┌─ Entries provided

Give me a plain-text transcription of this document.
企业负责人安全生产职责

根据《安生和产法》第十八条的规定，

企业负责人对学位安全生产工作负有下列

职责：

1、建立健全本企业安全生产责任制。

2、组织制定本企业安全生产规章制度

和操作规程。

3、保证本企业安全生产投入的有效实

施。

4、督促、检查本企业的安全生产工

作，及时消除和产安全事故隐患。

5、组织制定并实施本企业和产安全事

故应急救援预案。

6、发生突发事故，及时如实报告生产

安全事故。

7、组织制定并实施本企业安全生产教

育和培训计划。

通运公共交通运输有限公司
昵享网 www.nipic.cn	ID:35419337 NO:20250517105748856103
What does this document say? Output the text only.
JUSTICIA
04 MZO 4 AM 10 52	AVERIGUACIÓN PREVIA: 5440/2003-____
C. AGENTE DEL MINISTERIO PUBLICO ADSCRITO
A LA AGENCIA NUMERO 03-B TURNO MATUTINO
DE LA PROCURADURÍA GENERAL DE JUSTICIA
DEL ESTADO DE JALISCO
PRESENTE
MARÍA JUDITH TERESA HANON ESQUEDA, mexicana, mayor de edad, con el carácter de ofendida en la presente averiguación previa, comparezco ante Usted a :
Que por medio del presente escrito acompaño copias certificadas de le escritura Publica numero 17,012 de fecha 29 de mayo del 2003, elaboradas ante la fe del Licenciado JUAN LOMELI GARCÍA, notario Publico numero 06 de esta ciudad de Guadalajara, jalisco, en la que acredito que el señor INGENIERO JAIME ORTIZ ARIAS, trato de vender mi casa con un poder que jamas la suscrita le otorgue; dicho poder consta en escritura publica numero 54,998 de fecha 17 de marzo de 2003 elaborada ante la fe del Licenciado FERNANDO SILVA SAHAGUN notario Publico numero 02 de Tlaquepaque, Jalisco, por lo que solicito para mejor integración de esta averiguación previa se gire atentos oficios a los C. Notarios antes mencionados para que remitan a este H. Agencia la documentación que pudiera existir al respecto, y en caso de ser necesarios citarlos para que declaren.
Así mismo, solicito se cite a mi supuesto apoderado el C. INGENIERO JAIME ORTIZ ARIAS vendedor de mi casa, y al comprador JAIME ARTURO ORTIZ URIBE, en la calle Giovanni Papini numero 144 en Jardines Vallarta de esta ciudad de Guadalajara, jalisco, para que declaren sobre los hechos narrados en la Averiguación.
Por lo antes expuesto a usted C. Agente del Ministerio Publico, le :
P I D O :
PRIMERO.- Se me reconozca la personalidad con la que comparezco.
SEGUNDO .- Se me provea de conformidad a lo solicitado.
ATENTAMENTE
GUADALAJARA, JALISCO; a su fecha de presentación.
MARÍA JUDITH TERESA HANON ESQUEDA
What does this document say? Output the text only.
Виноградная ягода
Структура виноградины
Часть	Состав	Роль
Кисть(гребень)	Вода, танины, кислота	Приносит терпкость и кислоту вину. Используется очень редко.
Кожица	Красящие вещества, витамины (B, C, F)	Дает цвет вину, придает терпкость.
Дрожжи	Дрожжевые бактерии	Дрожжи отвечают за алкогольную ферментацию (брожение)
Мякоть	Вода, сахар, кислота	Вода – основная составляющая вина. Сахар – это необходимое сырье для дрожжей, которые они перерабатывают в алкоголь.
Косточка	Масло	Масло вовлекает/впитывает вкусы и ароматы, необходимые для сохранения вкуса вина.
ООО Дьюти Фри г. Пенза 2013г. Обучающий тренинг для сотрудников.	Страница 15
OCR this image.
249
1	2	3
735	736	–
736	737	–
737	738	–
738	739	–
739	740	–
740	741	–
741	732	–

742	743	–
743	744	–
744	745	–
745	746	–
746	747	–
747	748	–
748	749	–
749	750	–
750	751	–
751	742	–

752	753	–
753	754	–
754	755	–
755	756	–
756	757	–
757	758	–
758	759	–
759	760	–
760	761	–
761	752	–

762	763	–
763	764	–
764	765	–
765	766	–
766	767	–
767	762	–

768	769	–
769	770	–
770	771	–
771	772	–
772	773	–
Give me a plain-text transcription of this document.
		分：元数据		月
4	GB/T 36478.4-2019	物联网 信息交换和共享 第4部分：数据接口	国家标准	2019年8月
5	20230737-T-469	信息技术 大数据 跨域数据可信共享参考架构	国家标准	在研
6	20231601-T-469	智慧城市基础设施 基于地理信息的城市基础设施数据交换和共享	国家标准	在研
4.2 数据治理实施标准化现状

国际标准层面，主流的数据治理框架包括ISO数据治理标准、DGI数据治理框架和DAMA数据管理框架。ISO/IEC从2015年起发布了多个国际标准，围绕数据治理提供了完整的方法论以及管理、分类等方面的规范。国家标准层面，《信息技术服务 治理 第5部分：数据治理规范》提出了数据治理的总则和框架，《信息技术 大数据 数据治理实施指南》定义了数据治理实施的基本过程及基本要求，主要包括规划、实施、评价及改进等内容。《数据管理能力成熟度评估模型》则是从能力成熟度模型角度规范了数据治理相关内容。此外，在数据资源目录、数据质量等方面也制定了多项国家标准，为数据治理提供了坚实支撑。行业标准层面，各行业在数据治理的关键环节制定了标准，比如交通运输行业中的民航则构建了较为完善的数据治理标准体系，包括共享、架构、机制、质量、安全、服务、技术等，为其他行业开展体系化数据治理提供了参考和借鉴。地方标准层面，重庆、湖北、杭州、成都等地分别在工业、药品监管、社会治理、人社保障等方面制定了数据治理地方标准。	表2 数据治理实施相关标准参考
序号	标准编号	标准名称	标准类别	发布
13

└─

_Exercise brief_
Transcribe the whole listing exactly.

_Complete output_
Give me a plain-text transcription of this document.
企业负责人安全生产职责

根据《安生和产法》第十八条的规定，

企业负责人对学位安全生产工作负有下列

职责：

1、建立健全本企业安全生产责任制。

2、组织制定本企业安全生产规章制度

和操作规程。

3、保证本企业安全生产投入的有效实

施。

4、督促、检查本企业的安全生产工

作，及时消除和产安全事故隐患。

5、组织制定并实施本企业和产安全事

故应急救援预案。

6、发生突发事故，及时如实报告生产

安全事故。

7、组织制定并实施本企业安全生产教

育和培训计划。

通运公共交通运输有限公司
昵享网 www.nipic.cn	ID:35419337 NO:20250517105748856103
What does this document say? Output the text only.
JUSTICIA
04 MZO 4 AM 10 52	AVERIGUACIÓN PREVIA: 5440/2003-____
C. AGENTE DEL MINISTERIO PUBLICO ADSCRITO
A LA AGENCIA NUMERO 03-B TURNO MATUTINO
DE LA PROCURADURÍA GENERAL DE JUSTICIA
DEL ESTADO DE JALISCO
PRESENTE
MARÍA JUDITH TERESA HANON ESQUEDA, mexicana, mayor de edad, con el carácter de ofendida en la presente averiguación previa, comparezco ante Usted a :
Que por medio del presente escrito acompaño copias certificadas de le escritura Publica numero 17,012 de fecha 29 de mayo del 2003, elaboradas ante la fe del Licenciado JUAN LOMELI GARCÍA, notario Publico numero 06 de esta ciudad de Guadalajara, jalisco, en la que acredito que el señor INGENIERO JAIME ORTIZ ARIAS, trato de vender mi casa con un poder que jamas la suscrita le otorgue; dicho poder consta en escritura publica numero 54,998 de fecha 17 de marzo de 2003 elaborada ante la fe del Licenciado FERNANDO SILVA SAHAGUN notario Publico numero 02 de Tlaquepaque, Jalisco, por lo que solicito para mejor integración de esta averiguación previa se gire atentos oficios a los C. Notarios antes mencionados para que remitan a este H. Agencia la documentación que pudiera existir al respecto, y en caso de ser necesarios citarlos para que declaren.
Así mismo, solicito se cite a mi supuesto apoderado el C. INGENIERO JAIME ORTIZ ARIAS vendedor de mi casa, y al comprador JAIME ARTURO ORTIZ URIBE, en la calle Giovanni Papini numero 144 en Jardines Vallarta de esta ciudad de Guadalajara, jalisco, para que declaren sobre los hechos narrados en la Averiguación.
Por lo antes expuesto a usted C. Agente del Ministerio Publico, le :
P I D O :
PRIMERO.- Se me reconozca la personalidad con la que comparezco.
SEGUNDO .- Se me provea de conformidad a lo solicitado.
ATENTAMENTE
GUADALAJARA, JALISCO; a su fecha de presentación.
MARÍA JUDITH TERESA HANON ESQUEDA
What does this document say? Output the text only.
Виноградная ягода
Структура виноградины
Часть	Состав	Роль
Кисть(гребень)	Вода, танины, кислота	Приносит терпкость и кислоту вину. Используется очень редко.
Кожица	Красящие вещества, витамины (B, C, F)	Дает цвет вину, придает терпкость.
Дрожжи	Дрожжевые бактерии	Дрожжи отвечают за алкогольную ферментацию (брожение)
Мякоть	Вода, сахар, кислота	Вода – основная составляющая вина. Сахар – это необходимое сырье для дрожжей, которые они перерабатывают в алкоголь.
Косточка	Масло	Масло вовлекает/впитывает вкусы и ароматы, необходимые для сохранения вкуса вина.
ООО Дьюти Фри г. Пенза 2013г. Обучающий тренинг для сотрудников.	Страница 15
OCR this image.
249
1	2	3
735	736	–
736	737	–
737	738	–
738	739	–
739	740	–
740	741	–
741	732	–

742	743	–
743	744	–
744	745	–
745	746	–
746	747	–
747	748	–
748	749	–
749	750	–
750	751	–
751	742	–

752	753	–
753	754	–
754	755	–
755	756	–
756	757	–
757	758	–
758	759	–
759	760	–
760	761	–
761	752	–

762	763	–
763	764	–
764	765	–
765	766	–
766	767	–
767	762	–

768	769	–
769	770	–
770	771	–
771	772	–
772	773	–
Give me a plain-text transcription of this document.
		分：元数据		月
4	GB/T 36478.4-2019	物联网 信息交换和共享 第4部分：数据接口	国家标准	2019年8月
5	20230737-T-469	信息技术 大数据 跨域数据可信共享参考架构	国家标准	在研
6	20231601-T-469	智慧城市基础设施 基于地理信息的城市基础设施数据交换和共享	国家标准	在研
4.2 数据治理实施标准化现状

国际标准层面，主流的数据治理框架包括ISO数据治理标准、DGI数据治理框架和DAMA数据管理框架。ISO/IEC从2015年起发布了多个国际标准，围绕数据治理提供了完整的方法论以及管理、分类等方面的规范。国家标准层面，《信息技术服务 治理 第5部分：数据治理规范》提出了数据治理的总则和框架，《信息技术 大数据 数据治理实施指南》定义了数据治理实施的基本过程及基本要求，主要包括规划、实施、评价及改进等内容。《数据管理能力成熟度评估模型》则是从能力成熟度模型角度规范了数据治理相关内容。此外，在数据资源目录、数据质量等方面也制定了多项国家标准，为数据治理提供了坚实支撑。行业标准层面，各行业在数据治理的关键环节制定了标准，比如交通运输行业中的民航则构建了较为完善的数据治理标准体系，包括共享、架构、机制、质量、安全、服务、技术等，为其他行业开展体系化数据治理提供了参考和借鉴。地方标准层面，重庆、湖北、杭州、成都等地分别在工业、药品监管、社会治理、人社保障等方面制定了数据治理地方标准。	表2 数据治理实施相关标准参考
序号	标准编号	标准名称	标准类别	发布
13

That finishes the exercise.